In the post about using Scala's Try with Java's NIO package, what error did the compiler report for the for-comprehension?

PAGE TEXT

———

I recently learned how to use Scala's native Try
type to handle errors. One good thing with Try
is that I'm able to use for-comprehension and silently ignore the error.
However, this becomes a slight problem with Java's NIO package (which I really want to use).
val p = Paths.get("Some File Path")
for {
stream <- Try(Files.newDirectoryStream(p))
file:Path <- stream.iterator()
} yield file.getFileName
This would have been perfect. I intend to get all file names from a directory, and using a DirectoryStream[Path]
is the best way because it scales really well. The NIO page says DirectoryStream
has an iterator()
method that returns an iterator. For Java's for loop, it's enough and can be used like this:
try (DirectoryStream<Path> stream = Files.newDirectoryStream(dir)) {
for (Path file: stream) {
System.out.println(file.getFileName());
}
}
However, Scala does not accept this. I was greeted with the error:
[error] /.../DAL.scala:42: value filter is not a member of java.util.Iterator[java.nio.file.Path]
[error] file:Path <- stream.iterator
I try to use JavaConverters
, and it shows it handles Java Iterator
type: scala.collection.Iterator <=> java.util.Iterator
, but when I try to call it in this way: stream.iterator().asScala
, the method is not reachable.
What should I do? How do I write nice Scala code while still using NIO package?

———

(Bounding box prediction data)
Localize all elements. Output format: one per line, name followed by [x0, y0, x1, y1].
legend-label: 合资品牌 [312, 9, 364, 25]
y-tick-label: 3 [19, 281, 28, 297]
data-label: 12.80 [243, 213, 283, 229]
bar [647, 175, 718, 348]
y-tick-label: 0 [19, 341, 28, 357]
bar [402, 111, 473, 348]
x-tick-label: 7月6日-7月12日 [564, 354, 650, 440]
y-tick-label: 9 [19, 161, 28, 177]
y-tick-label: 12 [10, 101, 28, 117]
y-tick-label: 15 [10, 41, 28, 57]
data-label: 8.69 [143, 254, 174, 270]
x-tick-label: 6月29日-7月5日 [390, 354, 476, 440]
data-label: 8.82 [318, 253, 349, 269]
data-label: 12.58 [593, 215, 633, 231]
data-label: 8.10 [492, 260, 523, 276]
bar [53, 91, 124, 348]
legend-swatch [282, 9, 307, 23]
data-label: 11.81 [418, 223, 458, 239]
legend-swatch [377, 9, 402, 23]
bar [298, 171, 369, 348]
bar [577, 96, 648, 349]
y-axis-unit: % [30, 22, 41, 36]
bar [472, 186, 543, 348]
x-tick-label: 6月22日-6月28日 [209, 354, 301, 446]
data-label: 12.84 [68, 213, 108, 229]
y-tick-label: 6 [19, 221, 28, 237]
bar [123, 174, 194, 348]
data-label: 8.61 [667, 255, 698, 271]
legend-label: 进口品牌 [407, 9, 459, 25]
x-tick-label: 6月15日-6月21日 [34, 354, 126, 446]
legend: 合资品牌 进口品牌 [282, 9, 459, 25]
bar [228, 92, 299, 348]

———

RESPONSE BOX
value filter is not a member of java.util.Iterator[java.nio.file.Path]